Your task: Return all of the entries word for word, but omit the pictures they contain.

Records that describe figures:

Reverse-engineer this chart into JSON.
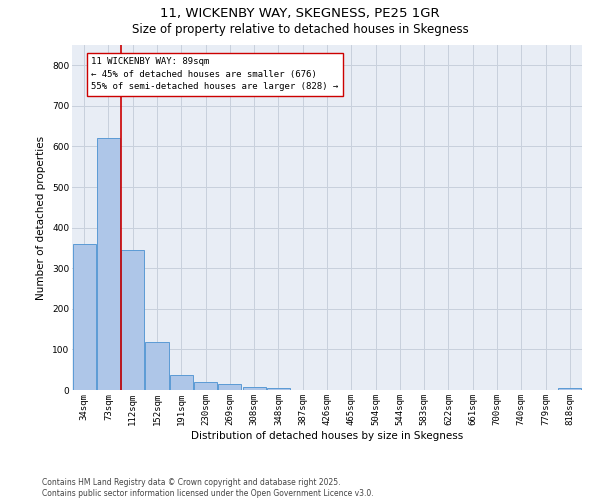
{
  "title_line1": "11, WICKENBY WAY, SKEGNESS, PE25 1GR",
  "title_line2": "Size of property relative to detached houses in Skegness",
  "xlabel": "Distribution of detached houses by size in Skegness",
  "ylabel": "Number of detached properties",
  "categories": [
    "34sqm",
    "73sqm",
    "112sqm",
    "152sqm",
    "191sqm",
    "230sqm",
    "269sqm",
    "308sqm",
    "348sqm",
    "387sqm",
    "426sqm",
    "465sqm",
    "504sqm",
    "544sqm",
    "583sqm",
    "622sqm",
    "661sqm",
    "700sqm",
    "740sqm",
    "779sqm",
    "818sqm"
  ],
  "values": [
    360,
    620,
    345,
    118,
    38,
    20,
    15,
    8,
    5,
    0,
    0,
    0,
    0,
    0,
    0,
    0,
    0,
    0,
    0,
    0,
    5
  ],
  "bar_color": "#aec6e8",
  "bar_edge_color": "#5b9bd5",
  "vline_x": 1.5,
  "vline_color": "#cc0000",
  "annotation_text": "11 WICKENBY WAY: 89sqm\n← 45% of detached houses are smaller (676)\n55% of semi-detached houses are larger (828) →",
  "box_facecolor": "white",
  "box_edgecolor": "#cc0000",
  "ylim": [
    0,
    850
  ],
  "yticks": [
    0,
    100,
    200,
    300,
    400,
    500,
    600,
    700,
    800
  ],
  "grid_color": "#c8d0dc",
  "bg_color": "#e8edf5",
  "footnote": "Contains HM Land Registry data © Crown copyright and database right 2025.\nContains public sector information licensed under the Open Government Licence v3.0.",
  "title_fontsize": 9.5,
  "subtitle_fontsize": 8.5,
  "label_fontsize": 7.5,
  "tick_fontsize": 6.5,
  "annot_fontsize": 6.5,
  "footnote_fontsize": 5.5
}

Response for this exercise:
Reverse-engineer this chart into JSON.
{
  "title_line1": "11, WICKENBY WAY, SKEGNESS, PE25 1GR",
  "title_line2": "Size of property relative to detached houses in Skegness",
  "xlabel": "Distribution of detached houses by size in Skegness",
  "ylabel": "Number of detached properties",
  "categories": [
    "34sqm",
    "73sqm",
    "112sqm",
    "152sqm",
    "191sqm",
    "230sqm",
    "269sqm",
    "308sqm",
    "348sqm",
    "387sqm",
    "426sqm",
    "465sqm",
    "504sqm",
    "544sqm",
    "583sqm",
    "622sqm",
    "661sqm",
    "700sqm",
    "740sqm",
    "779sqm",
    "818sqm"
  ],
  "values": [
    360,
    620,
    345,
    118,
    38,
    20,
    15,
    8,
    5,
    0,
    0,
    0,
    0,
    0,
    0,
    0,
    0,
    0,
    0,
    0,
    5
  ],
  "bar_color": "#aec6e8",
  "bar_edge_color": "#5b9bd5",
  "vline_x": 1.5,
  "vline_color": "#cc0000",
  "annotation_text": "11 WICKENBY WAY: 89sqm\n← 45% of detached houses are smaller (676)\n55% of semi-detached houses are larger (828) →",
  "box_facecolor": "white",
  "box_edgecolor": "#cc0000",
  "ylim": [
    0,
    850
  ],
  "yticks": [
    0,
    100,
    200,
    300,
    400,
    500,
    600,
    700,
    800
  ],
  "grid_color": "#c8d0dc",
  "bg_color": "#e8edf5",
  "footnote": "Contains HM Land Registry data © Crown copyright and database right 2025.\nContains public sector information licensed under the Open Government Licence v3.0.",
  "title_fontsize": 9.5,
  "subtitle_fontsize": 8.5,
  "label_fontsize": 7.5,
  "tick_fontsize": 6.5,
  "annot_fontsize": 6.5,
  "footnote_fontsize": 5.5
}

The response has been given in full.